_MATERIAL FOR THIS TASK_.
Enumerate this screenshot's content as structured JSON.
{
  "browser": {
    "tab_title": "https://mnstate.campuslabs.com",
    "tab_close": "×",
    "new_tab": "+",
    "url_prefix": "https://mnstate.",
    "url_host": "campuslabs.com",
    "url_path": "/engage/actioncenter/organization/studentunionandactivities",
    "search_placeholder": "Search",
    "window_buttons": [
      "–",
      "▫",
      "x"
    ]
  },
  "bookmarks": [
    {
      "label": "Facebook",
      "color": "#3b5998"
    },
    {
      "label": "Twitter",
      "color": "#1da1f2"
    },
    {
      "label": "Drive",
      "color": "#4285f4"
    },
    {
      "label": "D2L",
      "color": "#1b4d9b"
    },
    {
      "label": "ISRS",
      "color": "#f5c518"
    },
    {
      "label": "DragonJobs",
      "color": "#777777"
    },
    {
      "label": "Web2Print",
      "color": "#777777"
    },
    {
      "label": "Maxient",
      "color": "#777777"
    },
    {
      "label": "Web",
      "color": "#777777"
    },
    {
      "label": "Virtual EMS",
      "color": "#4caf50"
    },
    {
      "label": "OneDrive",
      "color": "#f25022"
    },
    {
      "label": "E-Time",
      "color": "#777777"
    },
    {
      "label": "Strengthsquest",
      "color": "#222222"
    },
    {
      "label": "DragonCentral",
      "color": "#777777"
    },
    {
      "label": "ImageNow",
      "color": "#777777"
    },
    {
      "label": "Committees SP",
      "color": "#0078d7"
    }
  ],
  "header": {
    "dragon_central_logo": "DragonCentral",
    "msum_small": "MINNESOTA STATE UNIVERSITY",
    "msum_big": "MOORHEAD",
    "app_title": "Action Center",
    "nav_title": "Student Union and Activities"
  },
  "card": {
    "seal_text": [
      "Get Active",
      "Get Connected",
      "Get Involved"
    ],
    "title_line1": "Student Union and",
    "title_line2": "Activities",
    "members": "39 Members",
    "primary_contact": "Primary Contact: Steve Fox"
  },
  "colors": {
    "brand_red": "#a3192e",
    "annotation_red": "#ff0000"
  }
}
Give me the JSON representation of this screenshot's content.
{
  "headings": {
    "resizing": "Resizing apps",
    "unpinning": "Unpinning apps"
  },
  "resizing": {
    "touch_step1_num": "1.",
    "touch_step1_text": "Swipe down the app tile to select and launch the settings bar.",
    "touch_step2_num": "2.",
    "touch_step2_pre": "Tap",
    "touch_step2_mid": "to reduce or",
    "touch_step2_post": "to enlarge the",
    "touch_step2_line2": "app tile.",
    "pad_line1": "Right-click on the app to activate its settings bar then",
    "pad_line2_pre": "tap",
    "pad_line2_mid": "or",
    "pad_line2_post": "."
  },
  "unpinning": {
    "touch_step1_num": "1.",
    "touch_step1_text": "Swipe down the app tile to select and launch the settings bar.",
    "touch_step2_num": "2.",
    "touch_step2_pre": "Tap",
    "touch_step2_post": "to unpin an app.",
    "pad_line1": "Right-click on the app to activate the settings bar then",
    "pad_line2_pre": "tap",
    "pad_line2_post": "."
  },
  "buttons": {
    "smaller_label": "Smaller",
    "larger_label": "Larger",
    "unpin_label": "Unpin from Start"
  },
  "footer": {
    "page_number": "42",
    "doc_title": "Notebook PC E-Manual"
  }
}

_PROMPT_.
Everything from the line containing "Give me the" to the end of the records must be written out exactly; include both of those lines and no others.

_RESULT OF THIS EXERCISE_.
Give me the JSON representation of this screenshot's content.
{
  "headings": {
    "resizing": "Resizing apps",
    "unpinning": "Unpinning apps"
  },
  "resizing": {
    "touch_step1_num": "1.",
    "touch_step1_text": "Swipe down the app tile to select and launch the settings bar.",
    "touch_step2_num": "2.",
    "touch_step2_pre": "Tap",
    "touch_step2_mid": "to reduce or",
    "touch_step2_post": "to enlarge the",
    "touch_step2_line2": "app tile.",
    "pad_line1": "Right-click on the app to activate its settings bar then",
    "pad_line2_pre": "tap",
    "pad_line2_mid": "or",
    "pad_line2_post": "."
  },
  "unpinning": {
    "touch_step1_num": "1.",
    "touch_step1_text": "Swipe down the app tile to select and launch the settings bar.",
    "touch_step2_num": "2.",
    "touch_step2_pre": "Tap",
    "touch_step2_post": "to unpin an app.",
    "pad_line1": "Right-click on the app to activate the settings bar then",
    "pad_line2_pre": "tap",
    "pad_line2_post": "."
  },
  "buttons": {
    "smaller_label": "Smaller",
    "larger_label": "Larger",
    "unpin_label": "Unpin from Start"
  },
  "footer": {
    "page_number": "42",
    "doc_title": "Notebook PC E-Manual"
  }
}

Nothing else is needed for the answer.